### Source extract
--- START ---

Jorcey Anísio

Personal information
- Full name: Jorcey Anísio Garcia Santos
- Date of birth: October 24, 1972 (age 53)
- Place of birth: Rio de Janeiro, Brazil
- Height: 1.91 m (6 ft 3 in)
- Position: Goalkeeper

Team information
- Current team: Persepolis F.C.

Youth career
- Flamengo

Senior career*
- Years: Team / Apps / (Gls)
- 1992–1995: Flamengo
- 1992–1993: → Desportiva (loan)
- 1994: → Olaria (loan)
- 1995–1996: Boavista F.C.
- 1996–1997: União da Madeira
- 1998–2000: CFZ-RJ
- 2000: Londrina
- 2000: União Barbarense
- 2001–2002: Juventus-SP
- 2002: CFZ-DF

International career
- 1988–1989: Brazil U17

Managerial career
- 2003–2007: Olaria (goalkeepers trainer)
- 2007–2011: CFZ-DF (goalkeepers trainer)
- 2010–2011: Al Shabab FC (Riyadh) (goalkeepers trainer)
- 2010–2011: Saudi Arabia (goalkeepers trainer)
- 2011–2012: Avaí (goalkeepers trainer)
- 2013: São Cristóvão (goalkeepers trainer)
- 2015: Botafogo (goalkeepers trainer)
- 2021–2024: Sport Recife (goalkeepers trainer)
- 2024–: Persepolis (goalkeepers trainer)

= Jorcey Anísio =

Brazilian footballer (born 1972)

Jorcey Anísio Garcia Santos (born 24 October 1972, Rio de Janeiro) is a Brazilian former football player, who played as a goalkeeper, and currently a goalkeeper trainer for Persepolis.

==Playing career==

Jorcey played for the Brazil national under-17 football team in 1988 and 1989.

--- END ---

### Extracted entries
--- START ---

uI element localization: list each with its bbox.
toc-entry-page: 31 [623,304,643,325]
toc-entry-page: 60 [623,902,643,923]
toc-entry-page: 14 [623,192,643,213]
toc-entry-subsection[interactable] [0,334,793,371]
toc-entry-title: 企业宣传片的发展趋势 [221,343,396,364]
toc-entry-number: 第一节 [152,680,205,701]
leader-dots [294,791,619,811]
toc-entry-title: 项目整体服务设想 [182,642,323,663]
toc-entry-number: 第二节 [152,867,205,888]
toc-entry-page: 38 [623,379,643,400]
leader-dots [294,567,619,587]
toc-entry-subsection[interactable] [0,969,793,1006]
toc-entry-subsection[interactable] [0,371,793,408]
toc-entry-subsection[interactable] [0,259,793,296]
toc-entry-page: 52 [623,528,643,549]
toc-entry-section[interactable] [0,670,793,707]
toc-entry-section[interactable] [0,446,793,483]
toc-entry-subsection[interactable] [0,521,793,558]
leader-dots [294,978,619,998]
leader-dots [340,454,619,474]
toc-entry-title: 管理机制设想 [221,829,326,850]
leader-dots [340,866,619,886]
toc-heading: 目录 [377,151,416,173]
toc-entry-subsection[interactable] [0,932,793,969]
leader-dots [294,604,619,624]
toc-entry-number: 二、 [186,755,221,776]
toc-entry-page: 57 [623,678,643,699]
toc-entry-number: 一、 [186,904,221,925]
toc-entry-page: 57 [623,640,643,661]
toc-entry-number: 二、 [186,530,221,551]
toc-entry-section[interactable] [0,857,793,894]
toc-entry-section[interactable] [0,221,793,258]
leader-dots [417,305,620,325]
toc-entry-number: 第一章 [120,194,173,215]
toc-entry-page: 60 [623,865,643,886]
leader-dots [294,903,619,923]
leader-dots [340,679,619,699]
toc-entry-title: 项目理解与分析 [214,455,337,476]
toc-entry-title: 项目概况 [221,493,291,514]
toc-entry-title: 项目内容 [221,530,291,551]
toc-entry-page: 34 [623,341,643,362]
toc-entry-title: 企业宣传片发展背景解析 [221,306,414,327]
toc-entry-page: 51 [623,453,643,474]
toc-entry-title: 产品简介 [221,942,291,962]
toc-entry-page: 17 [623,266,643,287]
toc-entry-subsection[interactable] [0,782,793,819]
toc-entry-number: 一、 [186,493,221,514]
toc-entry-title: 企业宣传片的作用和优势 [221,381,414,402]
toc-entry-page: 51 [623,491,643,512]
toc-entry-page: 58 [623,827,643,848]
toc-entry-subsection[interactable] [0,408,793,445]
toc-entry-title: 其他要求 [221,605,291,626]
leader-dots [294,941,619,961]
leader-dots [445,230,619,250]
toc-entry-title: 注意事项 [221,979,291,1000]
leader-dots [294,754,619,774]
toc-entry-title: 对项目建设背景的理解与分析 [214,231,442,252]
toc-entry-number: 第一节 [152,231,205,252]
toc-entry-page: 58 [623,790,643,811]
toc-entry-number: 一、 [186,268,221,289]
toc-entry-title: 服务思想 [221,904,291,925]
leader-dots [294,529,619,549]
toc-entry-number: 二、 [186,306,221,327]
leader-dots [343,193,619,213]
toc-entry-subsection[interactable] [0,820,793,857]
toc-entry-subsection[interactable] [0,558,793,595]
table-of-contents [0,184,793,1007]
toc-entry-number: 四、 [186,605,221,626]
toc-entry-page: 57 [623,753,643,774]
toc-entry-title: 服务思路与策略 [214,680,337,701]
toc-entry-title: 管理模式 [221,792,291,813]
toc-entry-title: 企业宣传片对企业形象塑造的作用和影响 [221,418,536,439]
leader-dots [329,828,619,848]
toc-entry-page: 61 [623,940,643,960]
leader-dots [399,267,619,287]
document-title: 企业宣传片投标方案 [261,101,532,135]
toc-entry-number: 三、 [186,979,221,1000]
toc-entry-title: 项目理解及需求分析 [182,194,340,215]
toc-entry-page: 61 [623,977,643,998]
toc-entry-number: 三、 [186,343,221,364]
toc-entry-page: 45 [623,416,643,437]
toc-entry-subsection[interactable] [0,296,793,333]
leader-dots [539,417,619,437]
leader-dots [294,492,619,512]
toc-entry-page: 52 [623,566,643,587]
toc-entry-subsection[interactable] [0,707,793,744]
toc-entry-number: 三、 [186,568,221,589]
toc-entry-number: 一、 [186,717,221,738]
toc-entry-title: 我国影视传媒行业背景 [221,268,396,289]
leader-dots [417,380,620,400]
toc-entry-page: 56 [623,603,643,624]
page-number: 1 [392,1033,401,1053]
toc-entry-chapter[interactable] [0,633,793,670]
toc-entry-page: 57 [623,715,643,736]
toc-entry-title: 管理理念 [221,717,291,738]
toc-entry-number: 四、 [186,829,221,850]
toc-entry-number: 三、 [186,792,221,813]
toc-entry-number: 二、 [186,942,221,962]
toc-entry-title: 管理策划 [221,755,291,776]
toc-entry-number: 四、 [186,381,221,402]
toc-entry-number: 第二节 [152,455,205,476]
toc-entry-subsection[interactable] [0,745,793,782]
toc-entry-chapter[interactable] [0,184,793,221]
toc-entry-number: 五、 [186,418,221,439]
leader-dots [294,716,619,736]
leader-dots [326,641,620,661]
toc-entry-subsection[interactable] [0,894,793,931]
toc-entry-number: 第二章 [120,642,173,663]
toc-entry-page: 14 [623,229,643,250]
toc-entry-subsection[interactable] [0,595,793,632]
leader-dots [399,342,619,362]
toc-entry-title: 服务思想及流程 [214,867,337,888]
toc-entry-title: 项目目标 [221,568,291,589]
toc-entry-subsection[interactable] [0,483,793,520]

--- END ---

### Questions to answer
#1 In the Jorcey Anísio profile, which club did he play for as a youth?
#2 List every club in the Jorcey Anísio profile's senior career whose years begin in 2000 or later.
#3 Write out the part of the Jorcey Anísio profile starting with "- 1995–1996: Boavista" and going on through "CFZ-DF (goalkeepers trainer)".

### Problem solutions
#1 Flamengo

#2 Londrina, União Barbarense, Juventus-SP, CFZ-DF

#3
- 1995–1996: Boavista F.C.
- 1996–1997: União da Madeira
- 1998–2000: CFZ-RJ
- 2000: Londrina
- 2000: União Barbarense
- 2001–2002: Juventus-SP
- 2002: CFZ-DF

International career
- 1988–1989: Brazil U17

Managerial career
- 2003–2007: Olaria (goalkeepers trainer)
- 2007–2011: CFZ-DF (goalkeepers trainer)